Stored items from a collection:

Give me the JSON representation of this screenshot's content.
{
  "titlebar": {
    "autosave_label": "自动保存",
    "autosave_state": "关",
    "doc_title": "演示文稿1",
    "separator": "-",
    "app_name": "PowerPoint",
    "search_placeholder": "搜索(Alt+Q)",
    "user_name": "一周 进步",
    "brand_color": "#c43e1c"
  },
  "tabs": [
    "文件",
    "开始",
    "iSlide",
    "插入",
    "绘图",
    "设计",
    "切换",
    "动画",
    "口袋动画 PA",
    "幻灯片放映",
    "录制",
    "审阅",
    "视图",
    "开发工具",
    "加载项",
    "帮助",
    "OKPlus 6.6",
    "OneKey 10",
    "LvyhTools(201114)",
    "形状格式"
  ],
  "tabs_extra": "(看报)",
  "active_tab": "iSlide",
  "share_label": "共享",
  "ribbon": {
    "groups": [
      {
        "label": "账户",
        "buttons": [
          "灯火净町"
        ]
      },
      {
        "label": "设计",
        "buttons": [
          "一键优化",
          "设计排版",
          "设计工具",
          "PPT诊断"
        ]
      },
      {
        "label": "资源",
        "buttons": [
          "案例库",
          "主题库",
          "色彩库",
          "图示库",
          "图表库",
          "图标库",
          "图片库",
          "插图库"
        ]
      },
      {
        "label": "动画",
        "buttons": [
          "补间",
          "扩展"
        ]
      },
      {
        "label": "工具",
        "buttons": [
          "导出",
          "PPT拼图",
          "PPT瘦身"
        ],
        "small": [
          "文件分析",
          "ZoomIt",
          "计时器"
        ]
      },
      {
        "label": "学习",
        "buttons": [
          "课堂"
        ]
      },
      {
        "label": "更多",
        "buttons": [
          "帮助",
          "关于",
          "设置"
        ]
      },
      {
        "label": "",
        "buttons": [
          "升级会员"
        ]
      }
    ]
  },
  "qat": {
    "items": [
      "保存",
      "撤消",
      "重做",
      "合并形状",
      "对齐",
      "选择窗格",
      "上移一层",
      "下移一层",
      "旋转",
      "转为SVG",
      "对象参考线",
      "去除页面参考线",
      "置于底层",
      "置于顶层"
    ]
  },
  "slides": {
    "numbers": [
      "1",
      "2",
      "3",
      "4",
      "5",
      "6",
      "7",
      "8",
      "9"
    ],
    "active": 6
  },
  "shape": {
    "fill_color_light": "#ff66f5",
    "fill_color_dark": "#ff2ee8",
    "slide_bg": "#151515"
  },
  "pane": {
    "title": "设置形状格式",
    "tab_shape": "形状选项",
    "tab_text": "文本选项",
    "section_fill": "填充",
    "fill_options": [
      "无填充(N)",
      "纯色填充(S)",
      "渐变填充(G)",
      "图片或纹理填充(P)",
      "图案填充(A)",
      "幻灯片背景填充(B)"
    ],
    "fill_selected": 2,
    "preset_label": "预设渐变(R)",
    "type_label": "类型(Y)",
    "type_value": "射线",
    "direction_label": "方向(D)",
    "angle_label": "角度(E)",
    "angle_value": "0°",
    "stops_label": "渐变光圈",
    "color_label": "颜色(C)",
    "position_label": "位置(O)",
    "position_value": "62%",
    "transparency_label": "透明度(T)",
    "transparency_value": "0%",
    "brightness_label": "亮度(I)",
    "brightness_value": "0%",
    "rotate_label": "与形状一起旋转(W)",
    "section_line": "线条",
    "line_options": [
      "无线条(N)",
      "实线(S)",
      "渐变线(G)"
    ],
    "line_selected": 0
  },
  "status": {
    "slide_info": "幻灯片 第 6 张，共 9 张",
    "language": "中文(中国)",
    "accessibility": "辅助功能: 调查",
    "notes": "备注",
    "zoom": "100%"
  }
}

§ EXERCISE: Repeat the records exactly, including every line.

§ WRITTEN SOLUTION:
Give me the JSON representation of this screenshot's content.
{
  "titlebar": {
    "autosave_label": "自动保存",
    "autosave_state": "关",
    "doc_title": "演示文稿1",
    "separator": "-",
    "app_name": "PowerPoint",
    "search_placeholder": "搜索(Alt+Q)",
    "user_name": "一周 进步",
    "brand_color": "#c43e1c"
  },
  "tabs": [
    "文件",
    "开始",
    "iSlide",
    "插入",
    "绘图",
    "设计",
    "切换",
    "动画",
    "口袋动画 PA",
    "幻灯片放映",
    "录制",
    "审阅",
    "视图",
    "开发工具",
    "加载项",
    "帮助",
    "OKPlus 6.6",
    "OneKey 10",
    "LvyhTools(201114)",
    "形状格式"
  ],
  "tabs_extra": "(看报)",
  "active_tab": "iSlide",
  "share_label": "共享",
  "ribbon": {
    "groups": [
      {
        "label": "账户",
        "buttons": [
          "灯火净町"
        ]
      },
      {
        "label": "设计",
        "buttons": [
          "一键优化",
          "设计排版",
          "设计工具",
          "PPT诊断"
        ]
      },
      {
        "label": "资源",
        "buttons": [
          "案例库",
          "主题库",
          "色彩库",
          "图示库",
          "图表库",
          "图标库",
          "图片库",
          "插图库"
        ]
      },
      {
        "label": "动画",
        "buttons": [
          "补间",
          "扩展"
        ]
      },
      {
        "label": "工具",
        "buttons": [
          "导出",
          "PPT拼图",
          "PPT瘦身"
        ],
        "small": [
          "文件分析",
          "ZoomIt",
          "计时器"
        ]
      },
      {
        "label": "学习",
        "buttons": [
          "课堂"
        ]
      },
      {
        "label": "更多",
        "buttons": [
          "帮助",
          "关于",
          "设置"
        ]
      },
      {
        "label": "",
        "buttons": [
          "升级会员"
        ]
      }
    ]
  },
  "qat": {
    "items": [
      "保存",
      "撤消",
      "重做",
      "合并形状",
      "对齐",
      "选择窗格",
      "上移一层",
      "下移一层",
      "旋转",
      "转为SVG",
      "对象参考线",
      "去除页面参考线",
      "置于底层",
      "置于顶层"
    ]
  },
  "slides": {
    "numbers": [
      "1",
      "2",
      "3",
      "4",
      "5",
      "6",
      "7",
      "8",
      "9"
    ],
    "active": 6
  },
  "shape": {
    "fill_color_light": "#ff66f5",
    "fill_color_dark": "#ff2ee8",
    "slide_bg": "#151515"
  },
  "pane": {
    "title": "设置形状格式",
    "tab_shape": "形状选项",
    "tab_text": "文本选项",
    "section_fill": "填充",
    "fill_options": [
      "无填充(N)",
      "纯色填充(S)",
      "渐变填充(G)",
      "图片或纹理填充(P)",
      "图案填充(A)",
      "幻灯片背景填充(B)"
    ],
    "fill_selected": 2,
    "preset_label": "预设渐变(R)",
    "type_label": "类型(Y)",
    "type_value": "射线",
    "direction_label": "方向(D)",
    "angle_label": "角度(E)",
    "angle_value": "0°",
    "stops_label": "渐变光圈",
    "color_label": "颜色(C)",
    "position_label": "位置(O)",
    "position_value": "62%",
    "transparency_label": "透明度(T)",
    "transparency_value": "0%",
    "brightness_label": "亮度(I)",
    "brightness_value": "0%",
    "rotate_label": "与形状一起旋转(W)",
    "section_line": "线条",
    "line_options": [
      "无线条(N)",
      "实线(S)",
      "渐变线(G)"
    ],
    "line_selected": 0
  },
  "status": {
    "slide_info": "幻灯片 第 6 张，共 9 张",
    "language": "中文(中国)",
    "accessibility": "辅助功能: 调查",
    "notes": "备注",
    "zoom": "100%"
  }
}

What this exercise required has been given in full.